- [REQUIREMENT]: Lines containing the word "Accumulated" should be extracted in full.

## BEGIN

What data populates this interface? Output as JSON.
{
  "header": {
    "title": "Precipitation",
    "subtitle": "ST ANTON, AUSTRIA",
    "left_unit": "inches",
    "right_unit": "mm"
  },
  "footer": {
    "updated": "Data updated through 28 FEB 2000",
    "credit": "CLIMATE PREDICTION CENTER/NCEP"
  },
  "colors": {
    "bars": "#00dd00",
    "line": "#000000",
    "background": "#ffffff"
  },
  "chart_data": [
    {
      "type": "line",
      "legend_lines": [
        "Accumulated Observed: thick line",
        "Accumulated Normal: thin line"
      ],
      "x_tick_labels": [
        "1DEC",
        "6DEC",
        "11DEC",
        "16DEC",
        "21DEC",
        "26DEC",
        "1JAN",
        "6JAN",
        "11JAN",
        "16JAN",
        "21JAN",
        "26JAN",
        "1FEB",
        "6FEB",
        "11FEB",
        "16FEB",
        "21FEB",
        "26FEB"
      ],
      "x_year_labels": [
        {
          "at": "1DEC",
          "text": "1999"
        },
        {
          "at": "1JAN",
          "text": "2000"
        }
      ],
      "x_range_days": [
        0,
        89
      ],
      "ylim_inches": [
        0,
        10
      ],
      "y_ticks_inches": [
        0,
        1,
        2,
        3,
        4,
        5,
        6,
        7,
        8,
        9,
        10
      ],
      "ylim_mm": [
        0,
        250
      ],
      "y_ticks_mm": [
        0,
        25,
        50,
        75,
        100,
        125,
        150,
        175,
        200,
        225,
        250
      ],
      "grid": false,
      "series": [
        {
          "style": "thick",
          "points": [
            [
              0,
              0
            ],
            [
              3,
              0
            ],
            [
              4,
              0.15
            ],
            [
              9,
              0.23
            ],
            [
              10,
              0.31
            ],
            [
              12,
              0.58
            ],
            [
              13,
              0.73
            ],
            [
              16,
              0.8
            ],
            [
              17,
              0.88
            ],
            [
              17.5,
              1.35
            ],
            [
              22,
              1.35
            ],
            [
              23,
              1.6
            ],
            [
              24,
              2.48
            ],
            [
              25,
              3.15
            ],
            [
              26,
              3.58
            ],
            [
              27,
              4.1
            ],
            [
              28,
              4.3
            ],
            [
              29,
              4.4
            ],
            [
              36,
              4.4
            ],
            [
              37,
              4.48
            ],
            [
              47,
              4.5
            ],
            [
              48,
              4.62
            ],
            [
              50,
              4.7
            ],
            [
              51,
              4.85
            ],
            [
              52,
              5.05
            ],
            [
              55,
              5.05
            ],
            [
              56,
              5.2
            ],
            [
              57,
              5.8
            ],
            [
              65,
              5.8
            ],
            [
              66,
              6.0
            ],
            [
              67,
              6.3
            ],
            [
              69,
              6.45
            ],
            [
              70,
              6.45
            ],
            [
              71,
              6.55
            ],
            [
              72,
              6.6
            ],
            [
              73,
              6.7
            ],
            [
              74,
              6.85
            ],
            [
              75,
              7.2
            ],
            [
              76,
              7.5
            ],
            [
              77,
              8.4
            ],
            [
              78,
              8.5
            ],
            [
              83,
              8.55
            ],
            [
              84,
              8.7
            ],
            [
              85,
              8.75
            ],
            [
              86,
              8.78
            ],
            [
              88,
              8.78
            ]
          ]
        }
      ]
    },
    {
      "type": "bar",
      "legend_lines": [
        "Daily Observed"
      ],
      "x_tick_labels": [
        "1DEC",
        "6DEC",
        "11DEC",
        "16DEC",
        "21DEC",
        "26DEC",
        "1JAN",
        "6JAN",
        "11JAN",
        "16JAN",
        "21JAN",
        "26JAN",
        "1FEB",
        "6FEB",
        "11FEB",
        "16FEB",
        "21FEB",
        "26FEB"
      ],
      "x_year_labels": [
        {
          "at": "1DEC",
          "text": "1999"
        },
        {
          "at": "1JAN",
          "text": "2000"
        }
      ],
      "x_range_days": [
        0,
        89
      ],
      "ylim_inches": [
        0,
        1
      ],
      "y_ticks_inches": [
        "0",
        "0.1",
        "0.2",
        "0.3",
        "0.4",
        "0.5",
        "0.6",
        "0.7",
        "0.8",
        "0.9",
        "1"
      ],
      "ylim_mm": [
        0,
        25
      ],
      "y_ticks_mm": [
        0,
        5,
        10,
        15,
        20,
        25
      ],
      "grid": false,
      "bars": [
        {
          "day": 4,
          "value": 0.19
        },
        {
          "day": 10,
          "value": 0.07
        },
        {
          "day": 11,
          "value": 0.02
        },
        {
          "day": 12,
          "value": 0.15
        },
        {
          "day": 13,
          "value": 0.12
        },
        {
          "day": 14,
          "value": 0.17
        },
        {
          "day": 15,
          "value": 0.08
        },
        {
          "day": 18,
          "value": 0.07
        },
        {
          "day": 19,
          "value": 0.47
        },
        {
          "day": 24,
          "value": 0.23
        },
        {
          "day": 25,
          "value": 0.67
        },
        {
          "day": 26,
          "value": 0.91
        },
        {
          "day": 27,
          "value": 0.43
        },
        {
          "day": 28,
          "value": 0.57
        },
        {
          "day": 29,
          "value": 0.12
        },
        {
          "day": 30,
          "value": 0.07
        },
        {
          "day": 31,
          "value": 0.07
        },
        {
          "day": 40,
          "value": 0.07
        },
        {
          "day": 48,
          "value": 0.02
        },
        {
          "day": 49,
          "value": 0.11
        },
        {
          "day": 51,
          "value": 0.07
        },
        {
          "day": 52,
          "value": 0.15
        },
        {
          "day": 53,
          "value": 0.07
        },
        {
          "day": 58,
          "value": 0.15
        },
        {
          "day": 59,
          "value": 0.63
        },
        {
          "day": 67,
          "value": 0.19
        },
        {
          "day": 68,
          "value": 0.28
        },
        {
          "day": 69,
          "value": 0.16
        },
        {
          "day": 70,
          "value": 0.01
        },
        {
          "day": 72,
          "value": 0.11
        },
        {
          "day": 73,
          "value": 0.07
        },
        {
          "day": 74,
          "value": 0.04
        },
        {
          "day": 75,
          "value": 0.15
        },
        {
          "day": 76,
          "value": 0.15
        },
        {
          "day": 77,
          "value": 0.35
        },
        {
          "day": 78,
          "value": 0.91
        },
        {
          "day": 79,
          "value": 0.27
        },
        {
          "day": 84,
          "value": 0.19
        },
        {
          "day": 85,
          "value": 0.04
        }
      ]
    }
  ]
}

## END

- [ANSWER TO THIS TASK]:
        "Accumulated Observed: thick line",
        "Accumulated Normal: thin line"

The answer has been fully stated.